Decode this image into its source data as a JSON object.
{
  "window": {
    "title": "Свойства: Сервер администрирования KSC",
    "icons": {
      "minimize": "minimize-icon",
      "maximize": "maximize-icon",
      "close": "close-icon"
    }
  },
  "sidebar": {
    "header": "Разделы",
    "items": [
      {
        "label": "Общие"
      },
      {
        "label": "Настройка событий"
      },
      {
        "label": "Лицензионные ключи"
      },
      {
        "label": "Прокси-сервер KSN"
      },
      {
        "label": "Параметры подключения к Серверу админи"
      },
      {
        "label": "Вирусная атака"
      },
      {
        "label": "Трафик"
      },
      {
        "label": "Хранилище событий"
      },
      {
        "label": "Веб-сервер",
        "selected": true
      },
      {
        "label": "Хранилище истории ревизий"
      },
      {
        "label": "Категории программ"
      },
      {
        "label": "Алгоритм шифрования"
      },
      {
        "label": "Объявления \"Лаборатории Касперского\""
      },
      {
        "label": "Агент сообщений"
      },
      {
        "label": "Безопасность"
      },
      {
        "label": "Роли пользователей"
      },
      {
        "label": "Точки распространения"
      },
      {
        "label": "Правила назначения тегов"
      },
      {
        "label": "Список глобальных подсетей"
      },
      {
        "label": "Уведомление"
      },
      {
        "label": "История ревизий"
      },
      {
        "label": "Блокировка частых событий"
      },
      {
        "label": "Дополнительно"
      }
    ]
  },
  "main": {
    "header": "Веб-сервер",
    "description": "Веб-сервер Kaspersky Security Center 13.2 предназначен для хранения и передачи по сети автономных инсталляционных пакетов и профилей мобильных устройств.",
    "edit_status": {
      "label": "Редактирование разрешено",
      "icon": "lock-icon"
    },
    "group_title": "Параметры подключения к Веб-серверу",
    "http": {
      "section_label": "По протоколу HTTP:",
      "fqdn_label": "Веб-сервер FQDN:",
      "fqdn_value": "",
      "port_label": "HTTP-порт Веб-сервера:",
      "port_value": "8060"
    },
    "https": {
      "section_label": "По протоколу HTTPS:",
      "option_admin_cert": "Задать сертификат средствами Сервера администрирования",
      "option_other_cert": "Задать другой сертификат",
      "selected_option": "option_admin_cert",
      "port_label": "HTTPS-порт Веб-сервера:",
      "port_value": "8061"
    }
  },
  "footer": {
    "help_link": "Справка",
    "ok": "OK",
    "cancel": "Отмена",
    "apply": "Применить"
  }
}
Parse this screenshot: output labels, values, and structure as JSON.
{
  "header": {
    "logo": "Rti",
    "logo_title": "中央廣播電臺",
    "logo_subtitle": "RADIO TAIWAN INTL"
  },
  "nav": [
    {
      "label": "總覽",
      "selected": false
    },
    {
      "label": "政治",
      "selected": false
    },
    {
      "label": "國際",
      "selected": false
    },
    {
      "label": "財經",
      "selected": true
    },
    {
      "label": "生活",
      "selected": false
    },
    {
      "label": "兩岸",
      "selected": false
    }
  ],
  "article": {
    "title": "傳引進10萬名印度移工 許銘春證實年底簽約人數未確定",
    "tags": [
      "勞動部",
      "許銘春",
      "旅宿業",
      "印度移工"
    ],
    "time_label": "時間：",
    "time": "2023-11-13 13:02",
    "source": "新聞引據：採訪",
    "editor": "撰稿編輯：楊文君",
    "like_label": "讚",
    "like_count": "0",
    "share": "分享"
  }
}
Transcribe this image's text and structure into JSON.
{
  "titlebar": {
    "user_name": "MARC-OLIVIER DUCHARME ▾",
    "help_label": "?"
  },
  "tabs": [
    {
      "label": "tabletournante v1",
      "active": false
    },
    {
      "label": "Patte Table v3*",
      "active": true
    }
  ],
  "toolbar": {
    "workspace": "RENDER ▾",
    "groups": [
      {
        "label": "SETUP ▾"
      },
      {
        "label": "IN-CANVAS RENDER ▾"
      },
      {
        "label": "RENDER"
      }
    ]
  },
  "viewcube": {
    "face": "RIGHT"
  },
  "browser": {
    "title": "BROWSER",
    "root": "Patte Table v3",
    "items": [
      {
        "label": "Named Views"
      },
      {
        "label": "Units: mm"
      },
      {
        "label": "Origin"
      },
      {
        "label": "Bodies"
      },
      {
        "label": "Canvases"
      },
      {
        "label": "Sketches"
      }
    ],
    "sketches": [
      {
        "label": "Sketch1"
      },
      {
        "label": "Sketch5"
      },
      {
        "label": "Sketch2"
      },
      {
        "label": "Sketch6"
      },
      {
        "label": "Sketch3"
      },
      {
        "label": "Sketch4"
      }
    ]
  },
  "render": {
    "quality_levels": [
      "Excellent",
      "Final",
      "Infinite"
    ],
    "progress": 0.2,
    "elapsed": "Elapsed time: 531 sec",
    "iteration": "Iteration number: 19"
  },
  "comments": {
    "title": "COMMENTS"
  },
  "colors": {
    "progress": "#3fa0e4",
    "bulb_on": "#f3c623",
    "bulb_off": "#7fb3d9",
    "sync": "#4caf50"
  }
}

============

■ Instructions for the task ■
Copy each record from above without leaving any out.

■ Full output ■
Decode this image into its source data as a JSON object.
{
  "window": {
    "title": "Свойства: Сервер администрирования KSC",
    "icons": {
      "minimize": "minimize-icon",
      "maximize": "maximize-icon",
      "close": "close-icon"
    }
  },
  "sidebar": {
    "header": "Разделы",
    "items": [
      {
        "label": "Общие"
      },
      {
        "label": "Настройка событий"
      },
      {
        "label": "Лицензионные ключи"
      },
      {
        "label": "Прокси-сервер KSN"
      },
      {
        "label": "Параметры подключения к Серверу админи"
      },
      {
        "label": "Вирусная атака"
      },
      {
        "label": "Трафик"
      },
      {
        "label": "Хранилище событий"
      },
      {
        "label": "Веб-сервер",
        "selected": true
      },
      {
        "label": "Хранилище истории ревизий"
      },
      {
        "label": "Категории программ"
      },
      {
        "label": "Алгоритм шифрования"
      },
      {
        "label": "Объявления \"Лаборатории Касперского\""
      },
      {
        "label": "Агент сообщений"
      },
      {
        "label": "Безопасность"
      },
      {
        "label": "Роли пользователей"
      },
      {
        "label": "Точки распространения"
      },
      {
        "label": "Правила назначения тегов"
      },
      {
        "label": "Список глобальных подсетей"
      },
      {
        "label": "Уведомление"
      },
      {
        "label": "История ревизий"
      },
      {
        "label": "Блокировка частых событий"
      },
      {
        "label": "Дополнительно"
      }
    ]
  },
  "main": {
    "header": "Веб-сервер",
    "description": "Веб-сервер Kaspersky Security Center 13.2 предназначен для хранения и передачи по сети автономных инсталляционных пакетов и профилей мобильных устройств.",
    "edit_status": {
      "label": "Редактирование разрешено",
      "icon": "lock-icon"
    },
    "group_title": "Параметры подключения к Веб-серверу",
    "http": {
      "section_label": "По протоколу HTTP:",
      "fqdn_label": "Веб-сервер FQDN:",
      "fqdn_value": "",
      "port_label": "HTTP-порт Веб-сервера:",
      "port_value": "8060"
    },
    "https": {
      "section_label": "По протоколу HTTPS:",
      "option_admin_cert": "Задать сертификат средствами Сервера администрирования",
      "option_other_cert": "Задать другой сертификат",
      "selected_option": "option_admin_cert",
      "port_label": "HTTPS-порт Веб-сервера:",
      "port_value": "8061"
    }
  },
  "footer": {
    "help_link": "Справка",
    "ok": "OK",
    "cancel": "Отмена",
    "apply": "Применить"
  }
}
Parse this screenshot: output labels, values, and structure as JSON.
{
  "header": {
    "logo": "Rti",
    "logo_title": "中央廣播電臺",
    "logo_subtitle": "RADIO TAIWAN INTL"
  },
  "nav": [
    {
      "label": "總覽",
      "selected": false
    },
    {
      "label": "政治",
      "selected": false
    },
    {
      "label": "國際",
      "selected": false
    },
    {
      "label": "財經",
      "selected": true
    },
    {
      "label": "生活",
      "selected": false
    },
    {
      "label": "兩岸",
      "selected": false
    }
  ],
  "article": {
    "title": "傳引進10萬名印度移工 許銘春證實年底簽約人數未確定",
    "tags": [
      "勞動部",
      "許銘春",
      "旅宿業",
      "印度移工"
    ],
    "time_label": "時間：",
    "time": "2023-11-13 13:02",
    "source": "新聞引據：採訪",
    "editor": "撰稿編輯：楊文君",
    "like_label": "讚",
    "like_count": "0",
    "share": "分享"
  }
}
Transcribe this image's text and structure into JSON.
{
  "titlebar": {
    "user_name": "MARC-OLIVIER DUCHARME ▾",
    "help_label": "?"
  },
  "tabs": [
    {
      "label": "tabletournante v1",
      "active": false
    },
    {
      "label": "Patte Table v3*",
      "active": true
    }
  ],
  "toolbar": {
    "workspace": "RENDER ▾",
    "groups": [
      {
        "label": "SETUP ▾"
      },
      {
        "label": "IN-CANVAS RENDER ▾"
      },
      {
        "label": "RENDER"
      }
    ]
  },
  "viewcube": {
    "face": "RIGHT"
  },
  "browser": {
    "title": "BROWSER",
    "root": "Patte Table v3",
    "items": [
      {
        "label": "Named Views"
      },
      {
        "label": "Units: mm"
      },
      {
        "label": "Origin"
      },
      {
        "label": "Bodies"
      },
      {
        "label": "Canvases"
      },
      {
        "label": "Sketches"
      }
    ],
    "sketches": [
      {
        "label": "Sketch1"
      },
      {
        "label": "Sketch5"
      },
      {
        "label": "Sketch2"
      },
      {
        "label": "Sketch6"
      },
      {
        "label": "Sketch3"
      },
      {
        "label": "Sketch4"
      }
    ]
  },
  "render": {
    "quality_levels": [
      "Excellent",
      "Final",
      "Infinite"
    ],
    "progress": 0.2,
    "elapsed": "Elapsed time: 531 sec",
    "iteration": "Iteration number: 19"
  },
  "comments": {
    "title": "COMMENTS"
  },
  "colors": {
    "progress": "#3fa0e4",
    "bulb_on": "#f3c623",
    "bulb_off": "#7fb3d9",
    "sync": "#4caf50"
  }
}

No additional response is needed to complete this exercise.